### Stated problem
Retype every entry word for word.

— Start Task material —

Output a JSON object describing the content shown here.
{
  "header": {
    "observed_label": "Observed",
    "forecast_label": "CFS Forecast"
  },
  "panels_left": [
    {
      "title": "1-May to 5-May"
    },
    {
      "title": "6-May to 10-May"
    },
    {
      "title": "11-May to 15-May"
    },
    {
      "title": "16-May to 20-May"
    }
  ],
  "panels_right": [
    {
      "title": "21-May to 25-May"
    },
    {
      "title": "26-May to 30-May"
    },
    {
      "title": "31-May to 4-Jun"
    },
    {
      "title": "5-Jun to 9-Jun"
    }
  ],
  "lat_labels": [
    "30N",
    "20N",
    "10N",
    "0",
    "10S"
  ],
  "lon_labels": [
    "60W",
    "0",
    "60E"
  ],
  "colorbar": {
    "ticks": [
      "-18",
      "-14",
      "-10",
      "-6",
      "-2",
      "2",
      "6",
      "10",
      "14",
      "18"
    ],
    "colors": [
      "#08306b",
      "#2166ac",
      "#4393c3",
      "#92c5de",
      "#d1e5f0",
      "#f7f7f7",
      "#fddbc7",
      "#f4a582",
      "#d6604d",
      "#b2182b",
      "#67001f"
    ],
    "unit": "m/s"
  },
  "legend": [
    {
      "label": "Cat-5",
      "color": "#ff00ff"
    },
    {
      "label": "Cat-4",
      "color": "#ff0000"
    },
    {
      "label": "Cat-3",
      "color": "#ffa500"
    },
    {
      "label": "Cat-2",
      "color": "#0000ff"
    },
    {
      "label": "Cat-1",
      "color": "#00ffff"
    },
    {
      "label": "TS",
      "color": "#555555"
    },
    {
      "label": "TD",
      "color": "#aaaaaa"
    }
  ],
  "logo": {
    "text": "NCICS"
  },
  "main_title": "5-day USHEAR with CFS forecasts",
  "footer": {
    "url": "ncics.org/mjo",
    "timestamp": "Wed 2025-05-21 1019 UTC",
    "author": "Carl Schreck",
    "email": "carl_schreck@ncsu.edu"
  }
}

— End Task material —

### Solution
Output a JSON object describing the content shown here.
{
  "header": {
    "observed_label": "Observed",
    "forecast_label": "CFS Forecast"
  },
  "panels_left": [
    {
      "title": "1-May to 5-May"
    },
    {
      "title": "6-May to 10-May"
    },
    {
      "title": "11-May to 15-May"
    },
    {
      "title": "16-May to 20-May"
    }
  ],
  "panels_right": [
    {
      "title": "21-May to 25-May"
    },
    {
      "title": "26-May to 30-May"
    },
    {
      "title": "31-May to 4-Jun"
    },
    {
      "title": "5-Jun to 9-Jun"
    }
  ],
  "lat_labels": [
    "30N",
    "20N",
    "10N",
    "0",
    "10S"
  ],
  "lon_labels": [
    "60W",
    "0",
    "60E"
  ],
  "colorbar": {
    "ticks": [
      "-18",
      "-14",
      "-10",
      "-6",
      "-2",
      "2",
      "6",
      "10",
      "14",
      "18"
    ],
    "colors": [
      "#08306b",
      "#2166ac",
      "#4393c3",
      "#92c5de",
      "#d1e5f0",
      "#f7f7f7",
      "#fddbc7",
      "#f4a582",
      "#d6604d",
      "#b2182b",
      "#67001f"
    ],
    "unit": "m/s"
  },
  "legend": [
    {
      "label": "Cat-5",
      "color": "#ff00ff"
    },
    {
      "label": "Cat-4",
      "color": "#ff0000"
    },
    {
      "label": "Cat-3",
      "color": "#ffa500"
    },
    {
      "label": "Cat-2",
      "color": "#0000ff"
    },
    {
      "label": "Cat-1",
      "color": "#00ffff"
    },
    {
      "label": "TS",
      "color": "#555555"
    },
    {
      "label": "TD",
      "color": "#aaaaaa"
    }
  ],
  "logo": {
    "text": "NCICS"
  },
  "main_title": "5-day USHEAR with CFS forecasts",
  "footer": {
    "url": "ncics.org/mjo",
    "timestamp": "Wed 2025-05-21 1019 UTC",
    "author": "Carl Schreck",
    "email": "carl_schreck@ncsu.edu"
  }
}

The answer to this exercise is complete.